*YOUR OBJECTIVE*: Check the listing below for lines that hold "data". How many are there? Please give only the number.

*EXERCISE INPUTS*:
— START —

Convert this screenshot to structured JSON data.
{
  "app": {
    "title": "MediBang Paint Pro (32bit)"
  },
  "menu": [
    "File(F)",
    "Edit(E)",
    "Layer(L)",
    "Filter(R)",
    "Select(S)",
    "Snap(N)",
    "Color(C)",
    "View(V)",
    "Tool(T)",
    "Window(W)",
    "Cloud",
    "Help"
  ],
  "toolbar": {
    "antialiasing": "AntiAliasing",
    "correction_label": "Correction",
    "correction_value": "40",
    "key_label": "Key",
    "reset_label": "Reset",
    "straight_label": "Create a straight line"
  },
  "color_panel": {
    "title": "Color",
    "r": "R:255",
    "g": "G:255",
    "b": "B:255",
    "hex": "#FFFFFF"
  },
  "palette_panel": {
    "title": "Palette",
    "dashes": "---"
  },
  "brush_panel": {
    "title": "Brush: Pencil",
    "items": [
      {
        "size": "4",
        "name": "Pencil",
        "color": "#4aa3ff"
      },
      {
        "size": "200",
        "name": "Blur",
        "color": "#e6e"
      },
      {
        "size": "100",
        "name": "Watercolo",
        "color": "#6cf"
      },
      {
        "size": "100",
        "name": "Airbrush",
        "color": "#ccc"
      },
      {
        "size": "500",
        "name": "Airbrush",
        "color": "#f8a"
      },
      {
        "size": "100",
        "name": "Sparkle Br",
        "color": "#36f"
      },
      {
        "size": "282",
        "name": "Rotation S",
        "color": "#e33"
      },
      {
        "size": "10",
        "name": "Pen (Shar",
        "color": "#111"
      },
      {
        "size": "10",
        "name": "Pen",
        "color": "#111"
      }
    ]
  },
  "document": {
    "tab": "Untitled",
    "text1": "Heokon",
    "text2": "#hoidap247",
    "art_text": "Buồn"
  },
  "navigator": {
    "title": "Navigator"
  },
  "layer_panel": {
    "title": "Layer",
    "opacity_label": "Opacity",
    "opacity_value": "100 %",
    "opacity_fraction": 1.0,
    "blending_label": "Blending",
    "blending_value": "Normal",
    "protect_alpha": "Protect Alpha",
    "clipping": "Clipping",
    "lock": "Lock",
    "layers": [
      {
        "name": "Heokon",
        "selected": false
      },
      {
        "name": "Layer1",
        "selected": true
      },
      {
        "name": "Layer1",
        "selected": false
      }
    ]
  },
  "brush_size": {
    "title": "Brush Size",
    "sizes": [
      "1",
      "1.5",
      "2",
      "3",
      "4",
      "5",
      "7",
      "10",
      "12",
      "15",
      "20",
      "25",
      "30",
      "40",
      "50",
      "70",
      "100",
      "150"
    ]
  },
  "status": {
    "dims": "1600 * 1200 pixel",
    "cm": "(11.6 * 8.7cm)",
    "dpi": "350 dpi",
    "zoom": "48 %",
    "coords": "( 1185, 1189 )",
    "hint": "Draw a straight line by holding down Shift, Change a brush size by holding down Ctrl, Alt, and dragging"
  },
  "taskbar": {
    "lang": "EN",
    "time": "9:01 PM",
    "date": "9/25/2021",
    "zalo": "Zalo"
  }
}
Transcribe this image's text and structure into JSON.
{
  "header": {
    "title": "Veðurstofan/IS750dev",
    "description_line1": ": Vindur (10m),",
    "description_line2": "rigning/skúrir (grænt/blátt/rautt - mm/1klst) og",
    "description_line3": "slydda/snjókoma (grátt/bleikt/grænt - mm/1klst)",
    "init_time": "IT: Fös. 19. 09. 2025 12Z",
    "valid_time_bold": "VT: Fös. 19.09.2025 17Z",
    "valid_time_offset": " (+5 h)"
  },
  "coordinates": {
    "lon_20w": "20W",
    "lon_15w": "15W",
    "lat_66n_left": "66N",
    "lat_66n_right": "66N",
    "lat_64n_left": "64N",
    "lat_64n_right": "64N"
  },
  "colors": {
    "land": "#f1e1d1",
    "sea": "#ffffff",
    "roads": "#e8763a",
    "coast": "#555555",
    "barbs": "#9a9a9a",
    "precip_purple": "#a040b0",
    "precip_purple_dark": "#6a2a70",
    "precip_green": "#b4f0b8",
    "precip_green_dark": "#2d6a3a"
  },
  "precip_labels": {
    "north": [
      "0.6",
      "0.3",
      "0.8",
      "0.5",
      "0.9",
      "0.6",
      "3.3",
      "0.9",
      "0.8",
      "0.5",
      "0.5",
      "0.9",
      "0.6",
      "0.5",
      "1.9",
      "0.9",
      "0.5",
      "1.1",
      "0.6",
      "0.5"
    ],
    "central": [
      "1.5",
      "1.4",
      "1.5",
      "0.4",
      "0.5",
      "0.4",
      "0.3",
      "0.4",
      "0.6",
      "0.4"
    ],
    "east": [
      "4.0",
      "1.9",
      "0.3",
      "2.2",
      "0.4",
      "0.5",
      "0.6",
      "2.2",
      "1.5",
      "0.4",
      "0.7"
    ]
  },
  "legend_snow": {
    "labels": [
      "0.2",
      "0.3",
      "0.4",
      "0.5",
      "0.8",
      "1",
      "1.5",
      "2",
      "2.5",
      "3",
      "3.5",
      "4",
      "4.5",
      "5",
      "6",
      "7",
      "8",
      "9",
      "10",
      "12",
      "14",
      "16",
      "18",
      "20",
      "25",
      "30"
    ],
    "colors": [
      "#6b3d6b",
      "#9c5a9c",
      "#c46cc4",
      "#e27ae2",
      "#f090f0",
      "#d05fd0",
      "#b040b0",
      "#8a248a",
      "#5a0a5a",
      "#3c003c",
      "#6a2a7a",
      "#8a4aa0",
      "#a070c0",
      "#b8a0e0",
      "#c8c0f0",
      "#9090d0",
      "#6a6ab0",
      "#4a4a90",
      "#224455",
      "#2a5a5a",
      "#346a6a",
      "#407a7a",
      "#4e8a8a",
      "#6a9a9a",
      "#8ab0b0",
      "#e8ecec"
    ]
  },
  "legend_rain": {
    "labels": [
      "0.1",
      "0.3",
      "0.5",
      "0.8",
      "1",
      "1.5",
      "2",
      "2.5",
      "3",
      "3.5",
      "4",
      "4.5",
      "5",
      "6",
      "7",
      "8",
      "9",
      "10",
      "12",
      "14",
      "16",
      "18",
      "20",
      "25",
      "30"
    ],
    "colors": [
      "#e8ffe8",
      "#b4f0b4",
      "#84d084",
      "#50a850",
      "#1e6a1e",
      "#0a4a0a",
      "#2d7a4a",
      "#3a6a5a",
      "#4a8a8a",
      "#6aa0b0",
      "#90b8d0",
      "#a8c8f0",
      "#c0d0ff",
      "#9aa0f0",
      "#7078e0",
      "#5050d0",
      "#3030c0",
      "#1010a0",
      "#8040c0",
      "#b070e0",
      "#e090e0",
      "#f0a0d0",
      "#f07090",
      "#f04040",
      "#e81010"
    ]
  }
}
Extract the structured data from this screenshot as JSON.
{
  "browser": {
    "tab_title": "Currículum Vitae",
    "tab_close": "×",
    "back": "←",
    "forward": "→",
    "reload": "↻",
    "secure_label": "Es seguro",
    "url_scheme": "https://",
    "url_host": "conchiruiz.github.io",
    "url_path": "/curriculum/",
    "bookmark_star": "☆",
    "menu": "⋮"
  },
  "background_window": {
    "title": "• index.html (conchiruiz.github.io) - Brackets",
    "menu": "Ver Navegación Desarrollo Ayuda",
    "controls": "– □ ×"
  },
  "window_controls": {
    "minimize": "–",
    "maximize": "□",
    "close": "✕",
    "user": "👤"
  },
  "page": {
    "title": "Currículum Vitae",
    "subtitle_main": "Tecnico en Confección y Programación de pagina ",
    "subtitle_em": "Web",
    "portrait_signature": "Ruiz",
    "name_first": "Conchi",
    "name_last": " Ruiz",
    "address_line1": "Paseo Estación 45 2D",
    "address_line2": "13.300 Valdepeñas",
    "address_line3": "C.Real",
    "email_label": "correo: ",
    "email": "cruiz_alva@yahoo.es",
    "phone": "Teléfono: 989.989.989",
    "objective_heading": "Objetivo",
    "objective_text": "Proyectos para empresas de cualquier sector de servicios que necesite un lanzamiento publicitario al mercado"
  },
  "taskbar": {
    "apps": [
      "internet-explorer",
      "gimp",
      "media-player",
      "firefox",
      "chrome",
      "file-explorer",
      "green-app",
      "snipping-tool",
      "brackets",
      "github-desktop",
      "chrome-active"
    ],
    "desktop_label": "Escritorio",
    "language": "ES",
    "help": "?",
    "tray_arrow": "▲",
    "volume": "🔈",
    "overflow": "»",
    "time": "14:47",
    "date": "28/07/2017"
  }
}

— END —

*WRITTEN SOLUTION*: 2